>> Begin DATASET ROWS

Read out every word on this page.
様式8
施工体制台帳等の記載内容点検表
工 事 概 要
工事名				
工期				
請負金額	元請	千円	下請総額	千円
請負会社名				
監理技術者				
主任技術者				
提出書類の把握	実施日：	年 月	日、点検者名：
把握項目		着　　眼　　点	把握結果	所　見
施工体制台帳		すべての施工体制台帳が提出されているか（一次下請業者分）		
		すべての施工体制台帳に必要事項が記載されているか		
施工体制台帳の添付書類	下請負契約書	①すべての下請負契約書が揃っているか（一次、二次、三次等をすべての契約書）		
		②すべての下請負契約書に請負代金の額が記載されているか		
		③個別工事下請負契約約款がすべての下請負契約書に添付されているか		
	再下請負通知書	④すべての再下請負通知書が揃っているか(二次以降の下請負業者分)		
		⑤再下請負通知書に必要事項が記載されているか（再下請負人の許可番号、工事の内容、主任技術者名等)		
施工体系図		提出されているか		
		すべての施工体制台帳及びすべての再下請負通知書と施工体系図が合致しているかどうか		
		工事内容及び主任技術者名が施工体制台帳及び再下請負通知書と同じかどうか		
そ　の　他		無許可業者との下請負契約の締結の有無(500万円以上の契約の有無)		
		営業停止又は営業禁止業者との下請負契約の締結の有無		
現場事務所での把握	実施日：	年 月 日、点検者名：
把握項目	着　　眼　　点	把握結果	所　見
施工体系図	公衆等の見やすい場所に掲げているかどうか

>> End DATASET ROWS

### STATED EXERCISE
Copy out each line exactly.

### ANSWER BELOW
Read out every word on this page.
様式8
施工体制台帳等の記載内容点検表
工 事 概 要
工事名				
工期				
請負金額	元請	千円	下請総額	千円
請負会社名				
監理技術者				
主任技術者				
提出書類の把握	実施日：	年 月	日、点検者名：
把握項目		着　　眼　　点	把握結果	所　見
施工体制台帳		すべての施工体制台帳が提出されているか（一次下請業者分）		
		すべての施工体制台帳に必要事項が記載されているか		
施工体制台帳の添付書類	下請負契約書	①すべての下請負契約書が揃っているか（一次、二次、三次等をすべての契約書）		
		②すべての下請負契約書に請負代金の額が記載されているか		
		③個別工事下請負契約約款がすべての下請負契約書に添付されているか		
	再下請負通知書	④すべての再下請負通知書が揃っているか(二次以降の下請負業者分)		
		⑤再下請負通知書に必要事項が記載されているか（再下請負人の許可番号、工事の内容、主任技術者名等)		
施工体系図		提出されているか		
		すべての施工体制台帳及びすべての再下請負通知書と施工体系図が合致しているかどうか		
		工事内容及び主任技術者名が施工体制台帳及び再下請負通知書と同じかどうか		
そ　の　他		無許可業者との下請負契約の締結の有無(500万円以上の契約の有無)		
		営業停止又は営業禁止業者との下請負契約の締結の有無		
現場事務所での把握	実施日：	年 月 日、点検者名：
把握項目	着　　眼　　点	把握結果	所　見
施工体系図	公衆等の見やすい場所に掲げているかどうか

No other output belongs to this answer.